* [Provided records]:
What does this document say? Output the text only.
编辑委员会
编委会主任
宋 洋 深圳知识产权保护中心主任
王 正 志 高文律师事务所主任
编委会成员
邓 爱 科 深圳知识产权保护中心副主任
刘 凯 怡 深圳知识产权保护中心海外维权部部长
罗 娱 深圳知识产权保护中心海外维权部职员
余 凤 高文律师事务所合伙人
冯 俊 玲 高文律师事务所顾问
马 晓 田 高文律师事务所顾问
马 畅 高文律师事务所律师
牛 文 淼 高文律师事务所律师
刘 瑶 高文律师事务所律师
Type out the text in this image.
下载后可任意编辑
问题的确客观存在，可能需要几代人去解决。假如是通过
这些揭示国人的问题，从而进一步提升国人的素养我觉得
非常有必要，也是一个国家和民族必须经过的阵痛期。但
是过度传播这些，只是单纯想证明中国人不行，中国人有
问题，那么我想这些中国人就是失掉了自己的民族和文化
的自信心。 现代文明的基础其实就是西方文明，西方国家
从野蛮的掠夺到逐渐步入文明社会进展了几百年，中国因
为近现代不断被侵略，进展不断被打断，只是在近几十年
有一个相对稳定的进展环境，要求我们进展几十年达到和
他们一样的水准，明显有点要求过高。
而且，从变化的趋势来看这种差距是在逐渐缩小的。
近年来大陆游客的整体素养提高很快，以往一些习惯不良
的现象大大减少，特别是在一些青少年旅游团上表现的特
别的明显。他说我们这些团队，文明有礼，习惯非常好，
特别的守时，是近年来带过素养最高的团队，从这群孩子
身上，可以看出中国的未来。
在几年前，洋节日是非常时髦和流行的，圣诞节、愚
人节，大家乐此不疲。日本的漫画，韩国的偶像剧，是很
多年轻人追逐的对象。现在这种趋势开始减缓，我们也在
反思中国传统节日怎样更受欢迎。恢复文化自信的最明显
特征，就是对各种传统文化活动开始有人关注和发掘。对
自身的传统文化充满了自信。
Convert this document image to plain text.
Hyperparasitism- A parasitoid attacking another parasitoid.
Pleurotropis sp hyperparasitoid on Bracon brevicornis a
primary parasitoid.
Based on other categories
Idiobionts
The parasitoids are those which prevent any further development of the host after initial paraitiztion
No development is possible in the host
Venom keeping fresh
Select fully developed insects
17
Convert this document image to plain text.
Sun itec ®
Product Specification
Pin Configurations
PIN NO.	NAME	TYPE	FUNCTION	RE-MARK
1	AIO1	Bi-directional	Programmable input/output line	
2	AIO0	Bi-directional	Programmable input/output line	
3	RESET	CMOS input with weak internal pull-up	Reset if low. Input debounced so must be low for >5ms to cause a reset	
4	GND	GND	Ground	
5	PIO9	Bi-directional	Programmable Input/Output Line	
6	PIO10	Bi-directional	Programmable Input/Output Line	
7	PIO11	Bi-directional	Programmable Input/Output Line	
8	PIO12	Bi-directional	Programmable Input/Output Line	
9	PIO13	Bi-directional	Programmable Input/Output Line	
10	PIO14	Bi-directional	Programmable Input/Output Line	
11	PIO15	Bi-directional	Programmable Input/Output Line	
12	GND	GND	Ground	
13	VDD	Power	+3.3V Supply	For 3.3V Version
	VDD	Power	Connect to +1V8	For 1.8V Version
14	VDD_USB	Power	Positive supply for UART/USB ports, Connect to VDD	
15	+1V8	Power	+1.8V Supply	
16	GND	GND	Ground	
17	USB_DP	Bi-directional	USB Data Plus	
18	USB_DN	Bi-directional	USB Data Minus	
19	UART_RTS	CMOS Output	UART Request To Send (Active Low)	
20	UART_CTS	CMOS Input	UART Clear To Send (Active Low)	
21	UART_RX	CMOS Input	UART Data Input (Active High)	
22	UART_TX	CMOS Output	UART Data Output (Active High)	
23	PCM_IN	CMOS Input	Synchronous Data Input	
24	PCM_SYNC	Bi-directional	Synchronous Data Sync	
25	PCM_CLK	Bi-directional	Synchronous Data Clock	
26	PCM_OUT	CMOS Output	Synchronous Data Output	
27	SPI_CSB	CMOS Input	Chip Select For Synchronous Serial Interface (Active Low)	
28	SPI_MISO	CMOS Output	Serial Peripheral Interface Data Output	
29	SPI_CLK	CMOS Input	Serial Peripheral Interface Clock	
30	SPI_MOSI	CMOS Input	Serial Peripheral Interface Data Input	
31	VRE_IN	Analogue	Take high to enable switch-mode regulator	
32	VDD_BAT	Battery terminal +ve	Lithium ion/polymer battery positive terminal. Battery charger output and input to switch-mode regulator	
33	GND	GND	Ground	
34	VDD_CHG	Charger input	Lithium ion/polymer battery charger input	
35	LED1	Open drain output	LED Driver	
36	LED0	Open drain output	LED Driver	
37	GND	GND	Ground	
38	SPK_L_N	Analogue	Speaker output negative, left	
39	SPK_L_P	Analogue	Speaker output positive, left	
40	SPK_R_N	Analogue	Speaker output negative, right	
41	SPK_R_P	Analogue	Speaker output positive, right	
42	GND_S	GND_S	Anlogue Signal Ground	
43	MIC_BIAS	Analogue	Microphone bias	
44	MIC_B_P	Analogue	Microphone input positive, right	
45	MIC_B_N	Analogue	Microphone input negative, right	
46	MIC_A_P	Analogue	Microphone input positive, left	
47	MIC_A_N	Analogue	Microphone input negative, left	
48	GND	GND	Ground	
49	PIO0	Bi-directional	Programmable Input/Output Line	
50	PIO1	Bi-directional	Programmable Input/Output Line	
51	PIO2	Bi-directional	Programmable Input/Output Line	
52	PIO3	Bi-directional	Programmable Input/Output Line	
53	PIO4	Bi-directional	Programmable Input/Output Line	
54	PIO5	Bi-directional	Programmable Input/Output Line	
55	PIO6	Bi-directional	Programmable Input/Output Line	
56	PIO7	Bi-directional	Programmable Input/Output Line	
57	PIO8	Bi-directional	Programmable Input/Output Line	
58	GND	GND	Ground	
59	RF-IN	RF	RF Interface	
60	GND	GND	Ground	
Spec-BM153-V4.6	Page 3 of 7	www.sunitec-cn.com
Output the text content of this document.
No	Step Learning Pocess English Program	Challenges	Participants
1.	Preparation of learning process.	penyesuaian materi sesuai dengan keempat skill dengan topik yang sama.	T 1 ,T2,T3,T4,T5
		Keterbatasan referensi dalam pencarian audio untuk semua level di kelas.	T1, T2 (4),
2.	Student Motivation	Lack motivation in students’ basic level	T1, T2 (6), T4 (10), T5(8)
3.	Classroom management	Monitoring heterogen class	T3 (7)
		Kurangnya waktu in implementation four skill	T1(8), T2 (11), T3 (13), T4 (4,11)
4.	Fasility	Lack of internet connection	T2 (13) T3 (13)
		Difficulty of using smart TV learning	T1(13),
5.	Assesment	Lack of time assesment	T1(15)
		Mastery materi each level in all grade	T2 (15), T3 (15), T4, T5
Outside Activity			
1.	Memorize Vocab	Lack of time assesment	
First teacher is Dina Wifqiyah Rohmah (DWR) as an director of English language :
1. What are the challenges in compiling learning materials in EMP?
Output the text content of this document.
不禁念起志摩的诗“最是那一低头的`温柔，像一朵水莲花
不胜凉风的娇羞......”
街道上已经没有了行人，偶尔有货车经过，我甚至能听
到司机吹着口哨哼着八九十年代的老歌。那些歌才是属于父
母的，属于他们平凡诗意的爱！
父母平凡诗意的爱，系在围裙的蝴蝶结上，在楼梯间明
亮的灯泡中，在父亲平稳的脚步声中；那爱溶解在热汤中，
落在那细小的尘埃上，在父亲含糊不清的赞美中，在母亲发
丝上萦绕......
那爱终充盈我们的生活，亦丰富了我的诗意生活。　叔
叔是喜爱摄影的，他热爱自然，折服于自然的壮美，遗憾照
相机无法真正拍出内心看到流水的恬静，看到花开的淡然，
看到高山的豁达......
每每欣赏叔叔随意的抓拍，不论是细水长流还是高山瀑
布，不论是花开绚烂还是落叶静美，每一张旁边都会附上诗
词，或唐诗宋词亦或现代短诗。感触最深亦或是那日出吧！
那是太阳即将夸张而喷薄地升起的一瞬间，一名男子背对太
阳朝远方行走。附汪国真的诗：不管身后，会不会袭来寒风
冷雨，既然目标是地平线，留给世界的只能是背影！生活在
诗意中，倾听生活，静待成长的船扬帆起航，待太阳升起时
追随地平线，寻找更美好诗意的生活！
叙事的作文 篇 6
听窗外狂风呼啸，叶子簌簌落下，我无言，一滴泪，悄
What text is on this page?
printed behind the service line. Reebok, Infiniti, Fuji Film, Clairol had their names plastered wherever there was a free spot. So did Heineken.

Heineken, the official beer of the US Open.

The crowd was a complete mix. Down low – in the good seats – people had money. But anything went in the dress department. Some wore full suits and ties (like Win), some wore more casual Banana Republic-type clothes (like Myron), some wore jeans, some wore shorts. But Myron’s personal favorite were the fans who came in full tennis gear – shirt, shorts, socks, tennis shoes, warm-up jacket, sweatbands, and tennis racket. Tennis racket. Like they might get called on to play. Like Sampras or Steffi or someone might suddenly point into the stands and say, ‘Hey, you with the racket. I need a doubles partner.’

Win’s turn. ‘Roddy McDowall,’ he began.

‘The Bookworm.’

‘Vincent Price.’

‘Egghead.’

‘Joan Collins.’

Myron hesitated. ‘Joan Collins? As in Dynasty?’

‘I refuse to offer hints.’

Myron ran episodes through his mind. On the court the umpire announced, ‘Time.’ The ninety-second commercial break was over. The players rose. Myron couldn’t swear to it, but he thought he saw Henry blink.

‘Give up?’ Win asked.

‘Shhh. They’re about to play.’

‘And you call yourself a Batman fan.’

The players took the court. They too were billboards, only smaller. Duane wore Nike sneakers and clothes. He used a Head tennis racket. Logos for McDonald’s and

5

* [Required task]:
Provide the count, and nothing else, of lines in the data above where the word "tennis" occurs.

* [Written answer]:
2